▶ [EXPLORE THE MATERIAL]
a. Answer these questions using the health policy news briefs.
(i) How much was the grant that the American College of Physicians received from the Commonwealth Fund?
(ii) Which agency released the new rule on health benefits for Medicare-eligible retirees?
(iii) Who is AARP's legislative policy director?
b. Retype a section of the health policy news briefs, starting at the words "The American College" and stopping after "said in a statement.".

Grant Funds Medical Home Study

The American College of Physicians has received a $225,000 grant from the Commonwealth Fund to study the cost of providing a patient-centered medical home. The grant, part of the Commonwealth Fund's Patient-Centered Primary Care Initiative, will help underwrite a 10-month study which began in November. ACP committed matching funds late in 2007, the organization said. “Understanding the economics of the patient-centered medical home is essential to the development of payment strategies that support the adoption and spread of the model,” ACP Vice President, Dr. Michael Barr, who is directing the study, said in a statement.

Retiree Benefits Can be Cut

A new federal regulation will allow employers to provide more limited health care benefits for retirees who are eligible for Medicare. The rule, which the Equal Employment Opportunity Commission released in late December, responds to a court of appeals case in which the court held that health insurance benefits provided to Medicare-eligible retirees must cost the same as those provided to early retirees. Both labor unions and employers complained to the EEOC that compliance with the decision would force companies to reduce or eliminate current retiree health benefits. EEOC said that the new rule makes it clear that employers are allowed to coordinate retiree benefits with the Medicare program. “By this action, the EEOC seeks to preserve and protect employer-provided retiree health benefits, which are increasingly less available and less generous,” said EEOC chair Naomi Earp in a statement. AARP sharply panned the new policy. “It is a wrong-headed move to legalize discrimination, allowing employers to back off their health care commitments based on nothing more than age,” said AARP legislative policy director David Certner in a statement.

▶ [SUPPLIED MATERIAL]
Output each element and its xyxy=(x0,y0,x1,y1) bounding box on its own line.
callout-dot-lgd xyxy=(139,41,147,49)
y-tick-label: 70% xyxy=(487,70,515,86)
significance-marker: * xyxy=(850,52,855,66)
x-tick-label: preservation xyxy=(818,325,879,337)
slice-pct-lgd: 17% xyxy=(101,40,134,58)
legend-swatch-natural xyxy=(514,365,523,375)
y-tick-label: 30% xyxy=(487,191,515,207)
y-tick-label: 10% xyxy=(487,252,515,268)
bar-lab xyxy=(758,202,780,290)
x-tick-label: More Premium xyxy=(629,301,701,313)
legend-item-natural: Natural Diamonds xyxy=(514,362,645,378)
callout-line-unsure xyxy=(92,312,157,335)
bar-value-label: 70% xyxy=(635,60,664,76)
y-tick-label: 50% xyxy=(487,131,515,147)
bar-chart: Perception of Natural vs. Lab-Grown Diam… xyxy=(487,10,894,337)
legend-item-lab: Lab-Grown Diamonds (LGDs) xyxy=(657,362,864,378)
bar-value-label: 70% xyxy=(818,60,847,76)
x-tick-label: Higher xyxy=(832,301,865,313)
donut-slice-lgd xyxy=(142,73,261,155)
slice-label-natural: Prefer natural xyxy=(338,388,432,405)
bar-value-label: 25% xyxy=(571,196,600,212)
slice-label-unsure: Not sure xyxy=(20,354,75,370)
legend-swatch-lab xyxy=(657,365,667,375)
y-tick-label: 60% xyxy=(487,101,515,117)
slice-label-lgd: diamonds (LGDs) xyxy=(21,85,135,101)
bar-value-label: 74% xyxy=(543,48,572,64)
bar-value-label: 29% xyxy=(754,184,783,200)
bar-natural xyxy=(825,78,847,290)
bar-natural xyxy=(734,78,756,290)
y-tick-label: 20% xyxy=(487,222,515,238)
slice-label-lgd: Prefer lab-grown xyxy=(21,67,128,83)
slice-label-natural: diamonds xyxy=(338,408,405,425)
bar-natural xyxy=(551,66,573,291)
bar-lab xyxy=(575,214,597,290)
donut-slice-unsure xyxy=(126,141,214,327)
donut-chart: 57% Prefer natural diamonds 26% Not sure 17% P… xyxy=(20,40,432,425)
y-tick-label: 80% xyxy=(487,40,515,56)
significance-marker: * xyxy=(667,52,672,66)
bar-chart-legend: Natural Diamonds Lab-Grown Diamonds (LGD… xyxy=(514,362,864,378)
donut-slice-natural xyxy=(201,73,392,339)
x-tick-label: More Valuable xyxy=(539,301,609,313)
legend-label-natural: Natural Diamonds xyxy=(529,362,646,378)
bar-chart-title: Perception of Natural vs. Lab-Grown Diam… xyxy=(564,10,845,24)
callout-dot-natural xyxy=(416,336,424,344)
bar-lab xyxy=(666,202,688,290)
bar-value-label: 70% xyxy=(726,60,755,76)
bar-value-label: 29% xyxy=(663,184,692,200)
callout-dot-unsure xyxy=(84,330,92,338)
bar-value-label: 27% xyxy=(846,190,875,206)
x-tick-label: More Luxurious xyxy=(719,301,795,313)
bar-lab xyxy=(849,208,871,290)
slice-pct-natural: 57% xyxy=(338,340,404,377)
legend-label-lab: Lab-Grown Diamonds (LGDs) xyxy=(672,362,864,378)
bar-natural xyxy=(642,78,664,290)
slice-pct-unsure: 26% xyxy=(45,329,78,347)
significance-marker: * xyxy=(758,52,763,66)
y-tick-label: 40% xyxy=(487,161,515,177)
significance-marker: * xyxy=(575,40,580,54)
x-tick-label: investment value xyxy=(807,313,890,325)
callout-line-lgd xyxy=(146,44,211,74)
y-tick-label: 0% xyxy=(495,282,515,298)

▶ [COMPLETED EXERCISE]
a.
(i) $225,000
(ii) The Equal Employment Opportunity Commission (EEOC)
(iii) David Certner

b.
The American College of Physicians has received a $225,000 grant from the Commonwealth Fund to study the cost of providing a patient-centered medical home. The grant, part of the Commonwealth Fund's Patient-Centered Primary Care Initiative, will help underwrite a 10-month study which began in November. ACP committed matching funds late in 2007, the organization said. “Understanding the economics of the patient-centered medical home is essential to the development of payment strategies that support the adoption and spread of the model,” ACP Vice President, Dr. Michael Barr, who is directing the study, said in a statement.